Dataset rows:

● ● ●

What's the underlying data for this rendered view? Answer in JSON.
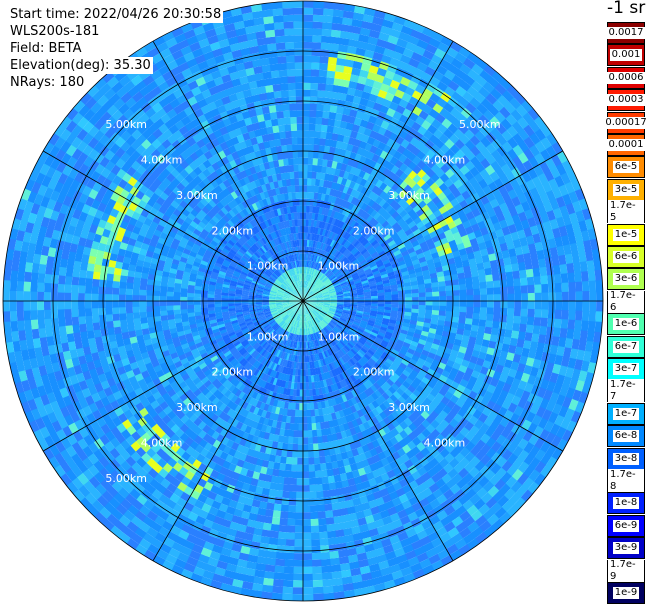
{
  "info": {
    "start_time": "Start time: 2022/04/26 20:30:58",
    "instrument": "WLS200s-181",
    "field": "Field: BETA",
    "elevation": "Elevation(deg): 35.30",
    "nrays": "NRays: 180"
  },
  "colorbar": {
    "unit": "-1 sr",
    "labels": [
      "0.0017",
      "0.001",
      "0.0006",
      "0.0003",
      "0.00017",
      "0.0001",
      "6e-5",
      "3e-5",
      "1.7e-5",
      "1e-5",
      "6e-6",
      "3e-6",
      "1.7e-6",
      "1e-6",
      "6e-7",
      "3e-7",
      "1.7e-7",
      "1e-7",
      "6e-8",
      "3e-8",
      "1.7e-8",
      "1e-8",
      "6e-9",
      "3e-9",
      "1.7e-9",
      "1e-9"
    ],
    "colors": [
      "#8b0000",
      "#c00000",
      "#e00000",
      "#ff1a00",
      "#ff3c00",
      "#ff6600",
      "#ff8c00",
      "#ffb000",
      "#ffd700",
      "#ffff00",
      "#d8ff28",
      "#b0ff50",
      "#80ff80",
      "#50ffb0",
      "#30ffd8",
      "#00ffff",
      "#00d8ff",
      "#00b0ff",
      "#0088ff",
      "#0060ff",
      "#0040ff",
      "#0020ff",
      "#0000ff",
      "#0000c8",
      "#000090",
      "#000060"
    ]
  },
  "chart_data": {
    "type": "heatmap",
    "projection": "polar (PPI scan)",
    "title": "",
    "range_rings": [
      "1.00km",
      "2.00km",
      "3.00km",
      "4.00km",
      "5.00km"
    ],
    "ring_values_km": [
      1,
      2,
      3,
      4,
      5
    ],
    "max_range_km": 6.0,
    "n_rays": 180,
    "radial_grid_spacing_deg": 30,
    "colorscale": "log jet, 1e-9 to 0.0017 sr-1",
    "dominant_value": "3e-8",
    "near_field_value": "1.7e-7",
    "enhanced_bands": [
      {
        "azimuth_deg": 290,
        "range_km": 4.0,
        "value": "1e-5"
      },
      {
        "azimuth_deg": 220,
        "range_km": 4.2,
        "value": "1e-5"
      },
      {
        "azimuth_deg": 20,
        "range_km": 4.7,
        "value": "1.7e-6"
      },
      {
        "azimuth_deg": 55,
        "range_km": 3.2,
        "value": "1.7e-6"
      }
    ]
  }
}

● ● ●

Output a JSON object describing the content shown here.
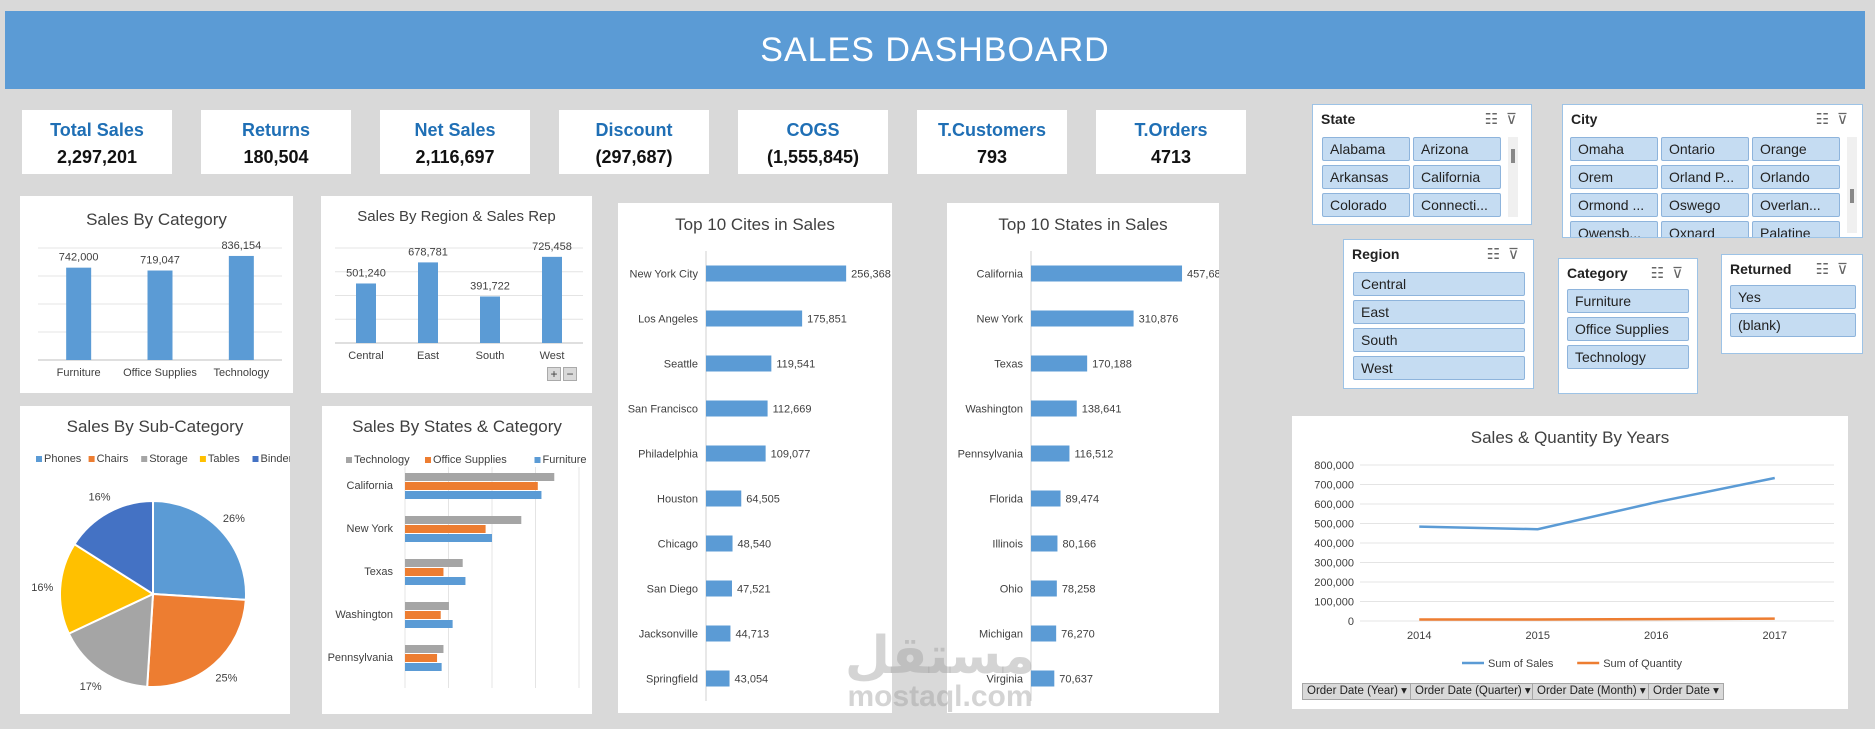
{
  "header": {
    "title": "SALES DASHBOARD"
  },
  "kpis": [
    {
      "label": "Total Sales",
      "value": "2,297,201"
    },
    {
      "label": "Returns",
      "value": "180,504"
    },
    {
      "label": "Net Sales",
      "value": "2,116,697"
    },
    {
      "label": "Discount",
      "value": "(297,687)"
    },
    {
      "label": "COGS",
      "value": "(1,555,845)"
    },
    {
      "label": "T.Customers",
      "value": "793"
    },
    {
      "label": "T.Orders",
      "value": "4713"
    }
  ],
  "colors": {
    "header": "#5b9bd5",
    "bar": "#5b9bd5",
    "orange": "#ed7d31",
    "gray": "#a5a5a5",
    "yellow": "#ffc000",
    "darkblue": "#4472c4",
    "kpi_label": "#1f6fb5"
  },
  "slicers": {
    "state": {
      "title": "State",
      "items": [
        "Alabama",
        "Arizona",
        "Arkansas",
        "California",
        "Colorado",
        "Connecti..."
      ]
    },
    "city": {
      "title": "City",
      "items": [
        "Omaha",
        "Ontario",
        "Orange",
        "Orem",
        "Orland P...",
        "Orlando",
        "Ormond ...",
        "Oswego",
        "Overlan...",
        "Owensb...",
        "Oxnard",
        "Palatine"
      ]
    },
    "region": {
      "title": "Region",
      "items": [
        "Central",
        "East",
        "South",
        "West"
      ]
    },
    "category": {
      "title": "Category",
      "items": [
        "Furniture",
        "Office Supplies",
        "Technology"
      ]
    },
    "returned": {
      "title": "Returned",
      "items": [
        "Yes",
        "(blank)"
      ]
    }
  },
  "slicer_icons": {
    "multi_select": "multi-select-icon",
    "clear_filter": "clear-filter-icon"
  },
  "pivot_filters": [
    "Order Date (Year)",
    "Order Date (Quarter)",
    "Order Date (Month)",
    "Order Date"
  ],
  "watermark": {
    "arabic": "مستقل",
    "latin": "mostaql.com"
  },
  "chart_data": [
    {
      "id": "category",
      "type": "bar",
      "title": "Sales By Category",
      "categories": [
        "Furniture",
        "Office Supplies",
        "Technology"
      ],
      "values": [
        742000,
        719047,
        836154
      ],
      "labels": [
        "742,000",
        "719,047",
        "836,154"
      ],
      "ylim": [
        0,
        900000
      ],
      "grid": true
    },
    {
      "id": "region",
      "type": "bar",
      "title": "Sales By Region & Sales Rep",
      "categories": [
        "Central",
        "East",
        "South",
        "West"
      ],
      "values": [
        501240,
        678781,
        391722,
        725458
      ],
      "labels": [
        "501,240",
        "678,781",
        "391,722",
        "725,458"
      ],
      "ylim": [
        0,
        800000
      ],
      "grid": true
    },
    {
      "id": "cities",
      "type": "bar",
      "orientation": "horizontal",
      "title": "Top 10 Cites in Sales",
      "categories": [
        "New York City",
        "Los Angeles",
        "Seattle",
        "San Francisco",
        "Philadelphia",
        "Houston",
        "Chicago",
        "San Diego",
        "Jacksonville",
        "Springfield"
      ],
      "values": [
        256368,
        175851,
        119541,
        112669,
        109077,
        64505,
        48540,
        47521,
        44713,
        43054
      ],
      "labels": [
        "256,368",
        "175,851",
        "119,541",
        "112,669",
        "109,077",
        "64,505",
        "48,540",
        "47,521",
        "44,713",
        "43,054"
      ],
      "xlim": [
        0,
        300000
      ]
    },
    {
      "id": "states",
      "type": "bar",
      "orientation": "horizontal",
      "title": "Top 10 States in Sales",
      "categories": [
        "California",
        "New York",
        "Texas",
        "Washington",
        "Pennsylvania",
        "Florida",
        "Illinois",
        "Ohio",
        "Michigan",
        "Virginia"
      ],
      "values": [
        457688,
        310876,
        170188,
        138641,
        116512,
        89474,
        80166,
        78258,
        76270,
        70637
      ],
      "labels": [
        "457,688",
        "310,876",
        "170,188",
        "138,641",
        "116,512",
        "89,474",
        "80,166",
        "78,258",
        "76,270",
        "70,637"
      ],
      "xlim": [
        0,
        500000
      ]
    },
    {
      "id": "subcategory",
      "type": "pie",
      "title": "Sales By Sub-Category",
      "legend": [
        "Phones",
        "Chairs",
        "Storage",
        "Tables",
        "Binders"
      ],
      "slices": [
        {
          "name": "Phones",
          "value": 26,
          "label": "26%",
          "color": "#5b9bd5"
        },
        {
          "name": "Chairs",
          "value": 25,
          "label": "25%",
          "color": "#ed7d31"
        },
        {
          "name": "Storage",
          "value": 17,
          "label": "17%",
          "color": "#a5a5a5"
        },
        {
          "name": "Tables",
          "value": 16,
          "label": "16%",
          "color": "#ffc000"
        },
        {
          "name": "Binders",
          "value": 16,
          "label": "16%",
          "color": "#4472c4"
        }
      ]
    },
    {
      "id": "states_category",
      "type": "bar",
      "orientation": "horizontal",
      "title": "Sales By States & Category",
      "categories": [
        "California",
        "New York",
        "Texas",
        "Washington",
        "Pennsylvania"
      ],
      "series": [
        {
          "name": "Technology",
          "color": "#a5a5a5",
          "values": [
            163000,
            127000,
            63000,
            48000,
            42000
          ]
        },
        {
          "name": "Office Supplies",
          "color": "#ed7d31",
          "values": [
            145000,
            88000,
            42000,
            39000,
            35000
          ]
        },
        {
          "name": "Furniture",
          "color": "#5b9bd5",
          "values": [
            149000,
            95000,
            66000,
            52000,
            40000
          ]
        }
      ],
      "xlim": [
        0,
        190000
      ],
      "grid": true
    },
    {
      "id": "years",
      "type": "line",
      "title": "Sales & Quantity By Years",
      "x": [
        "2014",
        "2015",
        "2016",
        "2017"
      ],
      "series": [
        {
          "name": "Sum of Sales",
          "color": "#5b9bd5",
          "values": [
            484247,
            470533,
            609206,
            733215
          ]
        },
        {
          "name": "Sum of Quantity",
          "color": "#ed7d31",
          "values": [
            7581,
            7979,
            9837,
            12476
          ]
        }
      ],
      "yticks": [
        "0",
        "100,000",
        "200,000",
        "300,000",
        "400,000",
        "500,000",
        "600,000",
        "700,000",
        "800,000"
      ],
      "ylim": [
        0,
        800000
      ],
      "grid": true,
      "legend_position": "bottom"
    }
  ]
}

● ● ●

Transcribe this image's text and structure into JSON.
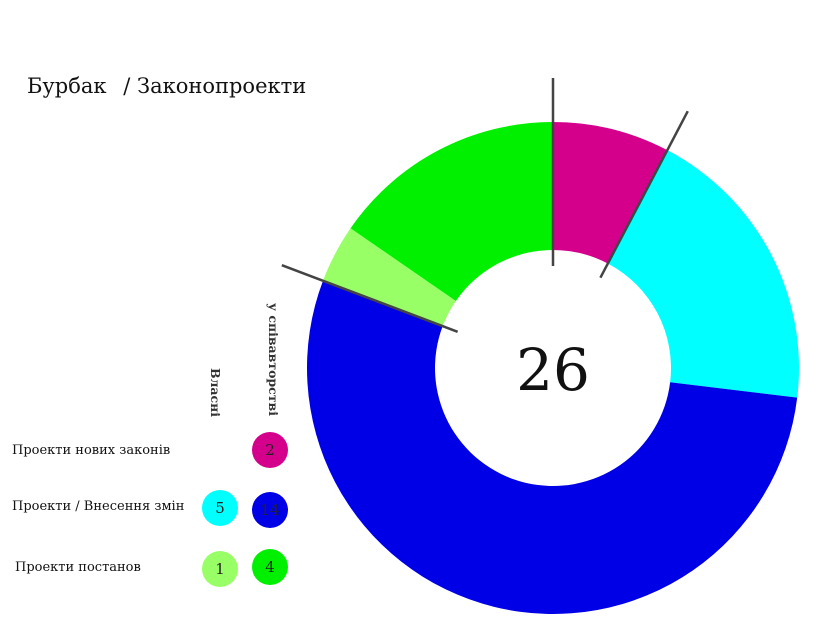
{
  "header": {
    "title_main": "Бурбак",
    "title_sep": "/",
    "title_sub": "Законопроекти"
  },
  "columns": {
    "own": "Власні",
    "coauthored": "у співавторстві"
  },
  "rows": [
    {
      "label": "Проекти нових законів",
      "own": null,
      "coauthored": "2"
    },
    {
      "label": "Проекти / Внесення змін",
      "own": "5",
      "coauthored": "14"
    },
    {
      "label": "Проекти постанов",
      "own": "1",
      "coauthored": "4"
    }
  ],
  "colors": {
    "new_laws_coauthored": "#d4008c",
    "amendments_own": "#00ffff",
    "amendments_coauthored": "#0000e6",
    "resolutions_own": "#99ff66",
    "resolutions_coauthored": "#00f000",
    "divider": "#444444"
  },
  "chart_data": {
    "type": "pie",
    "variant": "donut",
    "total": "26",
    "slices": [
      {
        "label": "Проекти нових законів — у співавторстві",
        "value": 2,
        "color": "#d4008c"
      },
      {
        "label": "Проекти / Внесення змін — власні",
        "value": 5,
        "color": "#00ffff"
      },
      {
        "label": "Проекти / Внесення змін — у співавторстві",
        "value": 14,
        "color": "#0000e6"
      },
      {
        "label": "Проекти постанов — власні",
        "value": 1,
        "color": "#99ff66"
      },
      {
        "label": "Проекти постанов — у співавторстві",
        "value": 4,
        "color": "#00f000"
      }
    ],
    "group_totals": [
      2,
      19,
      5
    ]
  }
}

● ● ●

Goal:
Of the lines above, copy each that contains "змін".

Answer for this exercise:
      "label": "Проекти / Внесення змін",
        "label": "Проекти / Внесення змін — власні",
        "label": "Проекти / Внесення змін — у співавторстві",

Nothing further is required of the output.